**What is asked:** Looking at the listing beneath, work out how many lines hold "GCIC" and report only that figure.

**Supplied data:**
"""

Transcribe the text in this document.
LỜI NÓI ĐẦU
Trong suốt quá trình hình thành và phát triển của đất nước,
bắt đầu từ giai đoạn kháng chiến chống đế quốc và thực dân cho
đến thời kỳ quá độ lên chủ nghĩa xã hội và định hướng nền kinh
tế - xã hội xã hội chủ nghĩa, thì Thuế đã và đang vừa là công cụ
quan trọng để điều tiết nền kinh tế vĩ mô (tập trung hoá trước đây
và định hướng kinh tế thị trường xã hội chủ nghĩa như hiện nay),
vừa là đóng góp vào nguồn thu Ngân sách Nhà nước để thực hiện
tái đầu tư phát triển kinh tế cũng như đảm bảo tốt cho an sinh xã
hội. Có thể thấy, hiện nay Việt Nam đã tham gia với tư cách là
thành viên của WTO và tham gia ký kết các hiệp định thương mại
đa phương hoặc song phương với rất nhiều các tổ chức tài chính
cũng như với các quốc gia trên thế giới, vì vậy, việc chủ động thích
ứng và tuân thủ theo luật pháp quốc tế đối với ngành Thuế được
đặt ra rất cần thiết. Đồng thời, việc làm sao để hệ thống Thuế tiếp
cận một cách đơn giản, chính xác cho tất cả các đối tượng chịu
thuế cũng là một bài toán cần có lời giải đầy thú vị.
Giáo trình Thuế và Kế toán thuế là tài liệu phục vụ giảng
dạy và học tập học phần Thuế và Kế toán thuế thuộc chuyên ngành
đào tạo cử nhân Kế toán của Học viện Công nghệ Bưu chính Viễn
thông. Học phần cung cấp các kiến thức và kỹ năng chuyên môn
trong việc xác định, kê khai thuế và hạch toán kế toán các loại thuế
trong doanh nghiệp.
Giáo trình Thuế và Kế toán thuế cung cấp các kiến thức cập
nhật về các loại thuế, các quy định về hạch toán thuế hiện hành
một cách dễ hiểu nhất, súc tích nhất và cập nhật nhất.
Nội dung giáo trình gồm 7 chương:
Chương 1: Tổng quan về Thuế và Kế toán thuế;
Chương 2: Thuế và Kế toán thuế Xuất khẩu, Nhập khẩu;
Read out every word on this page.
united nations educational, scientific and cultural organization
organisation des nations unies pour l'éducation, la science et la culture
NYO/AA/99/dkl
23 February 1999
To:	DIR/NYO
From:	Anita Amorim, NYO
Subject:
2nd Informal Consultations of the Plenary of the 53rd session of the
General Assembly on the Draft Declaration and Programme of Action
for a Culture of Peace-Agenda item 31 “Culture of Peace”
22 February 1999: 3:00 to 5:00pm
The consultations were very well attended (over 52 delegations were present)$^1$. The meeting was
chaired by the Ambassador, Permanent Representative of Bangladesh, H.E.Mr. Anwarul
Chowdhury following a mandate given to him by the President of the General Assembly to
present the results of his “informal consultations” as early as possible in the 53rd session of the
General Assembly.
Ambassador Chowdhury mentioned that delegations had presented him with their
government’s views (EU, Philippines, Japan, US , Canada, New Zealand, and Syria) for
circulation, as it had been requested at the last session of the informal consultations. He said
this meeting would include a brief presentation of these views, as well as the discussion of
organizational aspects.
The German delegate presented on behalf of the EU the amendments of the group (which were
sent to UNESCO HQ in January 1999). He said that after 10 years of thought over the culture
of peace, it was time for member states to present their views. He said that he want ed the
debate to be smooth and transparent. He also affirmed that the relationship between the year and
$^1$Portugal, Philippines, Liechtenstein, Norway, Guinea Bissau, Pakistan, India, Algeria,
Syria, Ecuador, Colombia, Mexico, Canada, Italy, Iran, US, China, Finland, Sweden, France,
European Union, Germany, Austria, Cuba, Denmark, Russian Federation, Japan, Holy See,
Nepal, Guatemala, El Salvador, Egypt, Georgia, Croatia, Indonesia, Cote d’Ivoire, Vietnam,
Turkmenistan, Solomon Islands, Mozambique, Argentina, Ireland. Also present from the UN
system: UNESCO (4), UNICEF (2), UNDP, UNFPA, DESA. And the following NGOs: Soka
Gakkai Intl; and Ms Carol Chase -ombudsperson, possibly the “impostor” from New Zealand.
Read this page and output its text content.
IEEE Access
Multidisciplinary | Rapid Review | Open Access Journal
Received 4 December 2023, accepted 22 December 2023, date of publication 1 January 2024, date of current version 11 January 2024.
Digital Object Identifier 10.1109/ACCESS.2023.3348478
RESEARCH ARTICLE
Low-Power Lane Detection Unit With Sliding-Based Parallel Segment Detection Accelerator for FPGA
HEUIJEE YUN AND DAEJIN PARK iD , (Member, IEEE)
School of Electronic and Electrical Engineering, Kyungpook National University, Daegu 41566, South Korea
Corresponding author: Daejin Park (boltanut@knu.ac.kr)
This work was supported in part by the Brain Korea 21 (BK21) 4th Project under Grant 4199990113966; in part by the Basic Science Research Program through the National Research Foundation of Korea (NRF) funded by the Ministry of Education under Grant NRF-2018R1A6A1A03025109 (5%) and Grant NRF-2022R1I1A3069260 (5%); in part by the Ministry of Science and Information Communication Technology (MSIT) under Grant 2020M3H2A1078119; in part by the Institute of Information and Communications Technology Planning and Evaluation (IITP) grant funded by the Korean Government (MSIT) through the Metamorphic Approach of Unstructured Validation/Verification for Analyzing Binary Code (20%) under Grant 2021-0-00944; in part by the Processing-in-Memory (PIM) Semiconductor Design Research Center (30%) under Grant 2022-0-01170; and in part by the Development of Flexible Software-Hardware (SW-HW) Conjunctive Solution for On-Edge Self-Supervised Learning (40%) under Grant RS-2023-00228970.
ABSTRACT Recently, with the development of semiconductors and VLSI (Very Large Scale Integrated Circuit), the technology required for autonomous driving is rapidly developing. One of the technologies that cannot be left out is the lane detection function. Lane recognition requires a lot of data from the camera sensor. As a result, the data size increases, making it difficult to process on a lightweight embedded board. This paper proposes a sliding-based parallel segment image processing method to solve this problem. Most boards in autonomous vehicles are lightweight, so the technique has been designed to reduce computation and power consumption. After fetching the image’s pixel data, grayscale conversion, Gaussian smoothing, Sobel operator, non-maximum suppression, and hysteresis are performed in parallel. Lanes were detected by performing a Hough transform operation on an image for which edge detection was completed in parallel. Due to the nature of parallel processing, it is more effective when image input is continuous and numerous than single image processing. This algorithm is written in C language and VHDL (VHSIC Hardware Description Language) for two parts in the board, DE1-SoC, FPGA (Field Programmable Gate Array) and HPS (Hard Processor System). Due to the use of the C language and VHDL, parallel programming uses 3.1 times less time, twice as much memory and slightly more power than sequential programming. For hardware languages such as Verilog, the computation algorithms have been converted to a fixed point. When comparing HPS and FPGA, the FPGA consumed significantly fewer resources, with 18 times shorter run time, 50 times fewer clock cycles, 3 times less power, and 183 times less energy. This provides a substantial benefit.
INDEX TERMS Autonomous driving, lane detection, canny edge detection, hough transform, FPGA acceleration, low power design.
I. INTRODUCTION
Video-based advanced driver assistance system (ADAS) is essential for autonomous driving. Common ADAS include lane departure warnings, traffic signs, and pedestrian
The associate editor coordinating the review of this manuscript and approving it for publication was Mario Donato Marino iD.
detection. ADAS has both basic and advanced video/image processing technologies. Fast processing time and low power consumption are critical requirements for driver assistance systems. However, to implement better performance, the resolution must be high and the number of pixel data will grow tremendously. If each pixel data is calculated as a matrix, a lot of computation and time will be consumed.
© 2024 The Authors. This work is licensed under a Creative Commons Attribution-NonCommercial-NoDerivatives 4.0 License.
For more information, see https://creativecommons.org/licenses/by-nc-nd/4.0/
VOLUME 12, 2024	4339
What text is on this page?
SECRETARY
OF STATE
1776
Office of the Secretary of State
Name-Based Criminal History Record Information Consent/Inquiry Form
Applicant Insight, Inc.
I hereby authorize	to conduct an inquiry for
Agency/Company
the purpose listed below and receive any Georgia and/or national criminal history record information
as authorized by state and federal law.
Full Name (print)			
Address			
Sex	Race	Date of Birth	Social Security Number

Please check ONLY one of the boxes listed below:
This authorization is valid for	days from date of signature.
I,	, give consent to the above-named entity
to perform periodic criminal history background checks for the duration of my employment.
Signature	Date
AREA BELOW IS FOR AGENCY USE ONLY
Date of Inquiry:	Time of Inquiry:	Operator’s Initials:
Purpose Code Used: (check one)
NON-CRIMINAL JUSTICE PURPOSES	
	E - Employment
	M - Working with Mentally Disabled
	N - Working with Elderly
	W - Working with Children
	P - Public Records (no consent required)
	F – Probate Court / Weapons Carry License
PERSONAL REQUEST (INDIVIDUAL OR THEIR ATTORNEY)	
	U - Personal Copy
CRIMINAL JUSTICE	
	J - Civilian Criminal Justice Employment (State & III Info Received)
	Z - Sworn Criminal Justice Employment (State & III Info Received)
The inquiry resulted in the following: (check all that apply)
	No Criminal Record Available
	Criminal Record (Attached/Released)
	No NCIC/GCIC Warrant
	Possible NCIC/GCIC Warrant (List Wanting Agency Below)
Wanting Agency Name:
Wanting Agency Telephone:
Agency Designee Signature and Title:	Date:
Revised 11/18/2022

"""

**Finished exercise:** 2